__Required task__
Reproduce the listing that follows with no differences at all.

__Data supplied__

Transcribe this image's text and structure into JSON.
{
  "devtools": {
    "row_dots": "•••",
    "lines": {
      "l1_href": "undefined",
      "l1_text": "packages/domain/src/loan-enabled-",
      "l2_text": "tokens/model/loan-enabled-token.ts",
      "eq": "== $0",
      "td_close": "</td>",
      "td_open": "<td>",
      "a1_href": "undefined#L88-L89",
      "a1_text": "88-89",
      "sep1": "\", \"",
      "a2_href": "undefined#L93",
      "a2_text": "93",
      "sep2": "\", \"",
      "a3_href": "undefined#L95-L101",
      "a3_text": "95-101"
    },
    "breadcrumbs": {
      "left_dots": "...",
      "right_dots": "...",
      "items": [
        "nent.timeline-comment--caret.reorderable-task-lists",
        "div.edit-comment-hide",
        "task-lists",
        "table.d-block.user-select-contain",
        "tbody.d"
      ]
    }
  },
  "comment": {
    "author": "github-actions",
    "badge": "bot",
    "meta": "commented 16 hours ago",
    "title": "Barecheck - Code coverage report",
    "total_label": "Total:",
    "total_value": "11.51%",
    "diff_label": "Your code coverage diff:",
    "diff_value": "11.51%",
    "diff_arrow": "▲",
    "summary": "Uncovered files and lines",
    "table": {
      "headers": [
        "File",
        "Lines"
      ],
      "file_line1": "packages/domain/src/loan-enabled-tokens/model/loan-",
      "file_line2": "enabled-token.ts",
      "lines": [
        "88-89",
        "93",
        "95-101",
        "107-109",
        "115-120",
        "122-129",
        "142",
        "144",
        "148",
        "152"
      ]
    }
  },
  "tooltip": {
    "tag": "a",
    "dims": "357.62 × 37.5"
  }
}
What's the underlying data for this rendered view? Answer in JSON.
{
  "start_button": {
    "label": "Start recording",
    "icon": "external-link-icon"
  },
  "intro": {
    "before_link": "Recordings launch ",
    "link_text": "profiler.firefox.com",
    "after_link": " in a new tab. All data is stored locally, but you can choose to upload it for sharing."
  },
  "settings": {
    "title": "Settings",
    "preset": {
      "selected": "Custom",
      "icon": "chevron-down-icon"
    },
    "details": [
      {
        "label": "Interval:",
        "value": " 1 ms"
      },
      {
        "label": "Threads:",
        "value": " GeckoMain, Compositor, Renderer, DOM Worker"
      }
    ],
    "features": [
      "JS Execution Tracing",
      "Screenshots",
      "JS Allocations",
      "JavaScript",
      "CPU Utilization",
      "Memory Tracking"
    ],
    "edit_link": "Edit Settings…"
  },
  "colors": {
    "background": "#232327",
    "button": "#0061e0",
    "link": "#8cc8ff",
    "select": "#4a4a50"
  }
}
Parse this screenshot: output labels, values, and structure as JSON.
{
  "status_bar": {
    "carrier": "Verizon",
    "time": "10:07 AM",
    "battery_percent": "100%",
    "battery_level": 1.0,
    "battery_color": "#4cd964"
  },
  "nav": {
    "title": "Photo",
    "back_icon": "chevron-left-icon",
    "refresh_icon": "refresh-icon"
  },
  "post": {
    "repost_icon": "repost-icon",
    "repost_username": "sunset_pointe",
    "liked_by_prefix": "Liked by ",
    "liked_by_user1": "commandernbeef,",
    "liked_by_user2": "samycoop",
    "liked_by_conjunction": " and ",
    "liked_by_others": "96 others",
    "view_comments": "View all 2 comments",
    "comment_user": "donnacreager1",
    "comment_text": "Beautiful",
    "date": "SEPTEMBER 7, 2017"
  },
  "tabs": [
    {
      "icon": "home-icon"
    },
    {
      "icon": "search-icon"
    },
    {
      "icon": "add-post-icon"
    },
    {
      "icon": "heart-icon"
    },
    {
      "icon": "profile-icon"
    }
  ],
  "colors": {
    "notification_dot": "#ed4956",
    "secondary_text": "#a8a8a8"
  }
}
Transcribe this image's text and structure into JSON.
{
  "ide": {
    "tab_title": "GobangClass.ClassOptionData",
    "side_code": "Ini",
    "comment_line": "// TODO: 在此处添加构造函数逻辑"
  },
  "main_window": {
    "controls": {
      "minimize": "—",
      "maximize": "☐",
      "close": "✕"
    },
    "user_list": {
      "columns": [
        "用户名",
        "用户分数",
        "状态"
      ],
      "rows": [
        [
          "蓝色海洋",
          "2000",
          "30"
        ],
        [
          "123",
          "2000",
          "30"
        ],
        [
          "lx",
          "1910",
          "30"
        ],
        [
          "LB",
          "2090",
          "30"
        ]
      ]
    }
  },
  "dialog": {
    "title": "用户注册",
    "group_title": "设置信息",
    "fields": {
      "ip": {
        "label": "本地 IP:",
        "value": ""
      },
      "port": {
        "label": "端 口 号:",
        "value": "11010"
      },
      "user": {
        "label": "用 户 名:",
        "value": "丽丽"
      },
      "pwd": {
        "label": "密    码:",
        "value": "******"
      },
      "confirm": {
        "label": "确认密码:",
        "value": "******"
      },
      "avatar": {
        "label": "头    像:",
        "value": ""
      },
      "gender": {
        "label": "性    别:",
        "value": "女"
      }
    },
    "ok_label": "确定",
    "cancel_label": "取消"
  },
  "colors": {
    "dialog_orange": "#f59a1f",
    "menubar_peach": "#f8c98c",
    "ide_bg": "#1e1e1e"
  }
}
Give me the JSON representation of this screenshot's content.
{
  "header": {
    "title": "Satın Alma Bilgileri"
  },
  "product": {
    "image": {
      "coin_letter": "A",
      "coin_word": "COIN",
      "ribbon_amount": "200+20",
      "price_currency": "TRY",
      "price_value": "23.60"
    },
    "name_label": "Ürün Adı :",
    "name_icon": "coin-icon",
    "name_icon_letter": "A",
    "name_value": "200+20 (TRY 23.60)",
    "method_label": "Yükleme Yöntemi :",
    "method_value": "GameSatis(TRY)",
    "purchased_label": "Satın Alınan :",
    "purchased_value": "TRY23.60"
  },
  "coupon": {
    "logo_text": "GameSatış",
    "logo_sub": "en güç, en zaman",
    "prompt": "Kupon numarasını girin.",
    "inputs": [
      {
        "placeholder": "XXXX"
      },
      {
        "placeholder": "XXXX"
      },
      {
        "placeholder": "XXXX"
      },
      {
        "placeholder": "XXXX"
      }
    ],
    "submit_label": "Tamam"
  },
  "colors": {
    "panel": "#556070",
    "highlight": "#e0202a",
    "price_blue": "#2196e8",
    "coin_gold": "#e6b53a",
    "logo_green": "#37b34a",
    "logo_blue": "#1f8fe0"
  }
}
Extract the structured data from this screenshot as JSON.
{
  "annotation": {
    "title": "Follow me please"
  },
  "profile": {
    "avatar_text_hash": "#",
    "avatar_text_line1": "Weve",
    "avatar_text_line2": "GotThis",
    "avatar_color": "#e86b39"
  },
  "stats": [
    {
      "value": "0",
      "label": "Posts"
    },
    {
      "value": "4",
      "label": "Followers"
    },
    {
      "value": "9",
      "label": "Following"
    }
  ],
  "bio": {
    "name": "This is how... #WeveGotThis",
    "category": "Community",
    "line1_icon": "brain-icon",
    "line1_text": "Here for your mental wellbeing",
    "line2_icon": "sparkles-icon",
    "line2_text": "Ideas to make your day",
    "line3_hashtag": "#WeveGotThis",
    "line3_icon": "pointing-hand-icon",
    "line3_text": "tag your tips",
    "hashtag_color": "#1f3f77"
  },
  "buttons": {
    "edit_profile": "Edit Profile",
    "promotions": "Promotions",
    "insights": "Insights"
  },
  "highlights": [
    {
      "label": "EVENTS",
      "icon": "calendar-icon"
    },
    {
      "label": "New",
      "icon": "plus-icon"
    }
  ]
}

__Result of this exercise__
Transcribe this image's text and structure into JSON.
{
  "devtools": {
    "row_dots": "•••",
    "lines": {
      "l1_href": "undefined",
      "l1_text": "packages/domain/src/loan-enabled-",
      "l2_text": "tokens/model/loan-enabled-token.ts",
      "eq": "== $0",
      "td_close": "</td>",
      "td_open": "<td>",
      "a1_href": "undefined#L88-L89",
      "a1_text": "88-89",
      "sep1": "\", \"",
      "a2_href": "undefined#L93",
      "a2_text": "93",
      "sep2": "\", \"",
      "a3_href": "undefined#L95-L101",
      "a3_text": "95-101"
    },
    "breadcrumbs": {
      "left_dots": "...",
      "right_dots": "...",
      "items": [
        "nent.timeline-comment--caret.reorderable-task-lists",
        "div.edit-comment-hide",
        "task-lists",
        "table.d-block.user-select-contain",
        "tbody.d"
      ]
    }
  },
  "comment": {
    "author": "github-actions",
    "badge": "bot",
    "meta": "commented 16 hours ago",
    "title": "Barecheck - Code coverage report",
    "total_label": "Total:",
    "total_value": "11.51%",
    "diff_label": "Your code coverage diff:",
    "diff_value": "11.51%",
    "diff_arrow": "▲",
    "summary": "Uncovered files and lines",
    "table": {
      "headers": [
        "File",
        "Lines"
      ],
      "file_line1": "packages/domain/src/loan-enabled-tokens/model/loan-",
      "file_line2": "enabled-token.ts",
      "lines": [
        "88-89",
        "93",
        "95-101",
        "107-109",
        "115-120",
        "122-129",
        "142",
        "144",
        "148",
        "152"
      ]
    }
  },
  "tooltip": {
    "tag": "a",
    "dims": "357.62 × 37.5"
  }
}
What's the underlying data for this rendered view? Answer in JSON.
{
  "start_button": {
    "label": "Start recording",
    "icon": "external-link-icon"
  },
  "intro": {
    "before_link": "Recordings launch ",
    "link_text": "profiler.firefox.com",
    "after_link": " in a new tab. All data is stored locally, but you can choose to upload it for sharing."
  },
  "settings": {
    "title": "Settings",
    "preset": {
      "selected": "Custom",
      "icon": "chevron-down-icon"
    },
    "details": [
      {
        "label": "Interval:",
        "value": " 1 ms"
      },
      {
        "label": "Threads:",
        "value": " GeckoMain, Compositor, Renderer, DOM Worker"
      }
    ],
    "features": [
      "JS Execution Tracing",
      "Screenshots",
      "JS Allocations",
      "JavaScript",
      "CPU Utilization",
      "Memory Tracking"
    ],
    "edit_link": "Edit Settings…"
  },
  "colors": {
    "background": "#232327",
    "button": "#0061e0",
    "link": "#8cc8ff",
    "select": "#4a4a50"
  }
}
Parse this screenshot: output labels, values, and structure as JSON.
{
  "status_bar": {
    "carrier": "Verizon",
    "time": "10:07 AM",
    "battery_percent": "100%",
    "battery_level": 1.0,
    "battery_color": "#4cd964"
  },
  "nav": {
    "title": "Photo",
    "back_icon": "chevron-left-icon",
    "refresh_icon": "refresh-icon"
  },
  "post": {
    "repost_icon": "repost-icon",
    "repost_username": "sunset_pointe",
    "liked_by_prefix": "Liked by ",
    "liked_by_user1": "commandernbeef,",
    "liked_by_user2": "samycoop",
    "liked_by_conjunction": " and ",
    "liked_by_others": "96 others",
    "view_comments": "View all 2 comments",
    "comment_user": "donnacreager1",
    "comment_text": "Beautiful",
    "date": "SEPTEMBER 7, 2017"
  },
  "tabs": [
    {
      "icon": "home-icon"
    },
    {
      "icon": "search-icon"
    },
    {
      "icon": "add-post-icon"
    },
    {
      "icon": "heart-icon"
    },
    {
      "icon": "profile-icon"
    }
  ],
  "colors": {
    "notification_dot": "#ed4956",
    "secondary_text": "#a8a8a8"
  }
}
Transcribe this image's text and structure into JSON.
{
  "ide": {
    "tab_title": "GobangClass.ClassOptionData",
    "side_code": "Ini",
    "comment_line": "// TODO: 在此处添加构造函数逻辑"
  },
  "main_window": {
    "controls": {
      "minimize": "—",
      "maximize": "☐",
      "close": "✕"
    },
    "user_list": {
      "columns": [
        "用户名",
        "用户分数",
        "状态"
      ],
      "rows": [
        [
          "蓝色海洋",
          "2000",
          "30"
        ],
        [
          "123",
          "2000",
          "30"
        ],
        [
          "lx",
          "1910",
          "30"
        ],
        [
          "LB",
          "2090",
          "30"
        ]
      ]
    }
  },
  "dialog": {
    "title": "用户注册",
    "group_title": "设置信息",
    "fields": {
      "ip": {
        "label": "本地 IP:",
        "value": ""
      },
      "port": {
        "label": "端 口 号:",
        "value": "11010"
      },
      "user": {
        "label": "用 户 名:",
        "value": "丽丽"
      },
      "pwd": {
        "label": "密    码:",
        "value": "******"
      },
      "confirm": {
        "label": "确认密码:",
        "value": "******"
      },
      "avatar": {
        "label": "头    像:",
        "value": ""
      },
      "gender": {
        "label": "性    别:",
        "value": "女"
      }
    },
    "ok_label": "确定",
    "cancel_label": "取消"
  },
  "colors": {
    "dialog_orange": "#f59a1f",
    "menubar_peach": "#f8c98c",
    "ide_bg": "#1e1e1e"
  }
}
Give me the JSON representation of this screenshot's content.
{
  "header": {
    "title": "Satın Alma Bilgileri"
  },
  "product": {
    "image": {
      "coin_letter": "A",
      "coin_word": "COIN",
      "ribbon_amount": "200+20",
      "price_currency": "TRY",
      "price_value": "23.60"
    },
    "name_label": "Ürün Adı :",
    "name_icon": "coin-icon",
    "name_icon_letter": "A",
    "name_value": "200+20 (TRY 23.60)",
    "method_label": "Yükleme Yöntemi :",
    "method_value": "GameSatis(TRY)",
    "purchased_label": "Satın Alınan :",
    "purchased_value": "TRY23.60"
  },
  "coupon": {
    "logo_text": "GameSatış",
    "logo_sub": "en güç, en zaman",
    "prompt": "Kupon numarasını girin.",
    "inputs": [
      {
        "placeholder": "XXXX"
      },
      {
        "placeholder": "XXXX"
      },
      {
        "placeholder": "XXXX"
      },
      {
        "placeholder": "XXXX"
      }
    ],
    "submit_label": "Tamam"
  },
  "colors": {
    "panel": "#556070",
    "highlight": "#e0202a",
    "price_blue": "#2196e8",
    "coin_gold": "#e6b53a",
    "logo_green": "#37b34a",
    "logo_blue": "#1f8fe0"
  }
}
Extract the structured data from this screenshot as JSON.
{
  "annotation": {
    "title": "Follow me please"
  },
  "profile": {
    "avatar_text_hash": "#",
    "avatar_text_line1": "Weve",
    "avatar_text_line2": "GotThis",
    "avatar_color": "#e86b39"
  },
  "stats": [
    {
      "value": "0",
      "label": "Posts"
    },
    {
      "value": "4",
      "label": "Followers"
    },
    {
      "value": "9",
      "label": "Following"
    }
  ],
  "bio": {
    "name": "This is how... #WeveGotThis",
    "category": "Community",
    "line1_icon": "brain-icon",
    "line1_text": "Here for your mental wellbeing",
    "line2_icon": "sparkles-icon",
    "line2_text": "Ideas to make your day",
    "line3_hashtag": "#WeveGotThis",
    "line3_icon": "pointing-hand-icon",
    "line3_text": "tag your tips",
    "hashtag_color": "#1f3f77"
  },
  "buttons": {
    "edit_profile": "Edit Profile",
    "promotions": "Promotions",
    "insights": "Insights"
  },
  "highlights": [
    {
      "label": "EVENTS",
      "icon": "calendar-icon"
    },
    {
      "label": "New",
      "icon": "plus-icon"
    }
  ]
}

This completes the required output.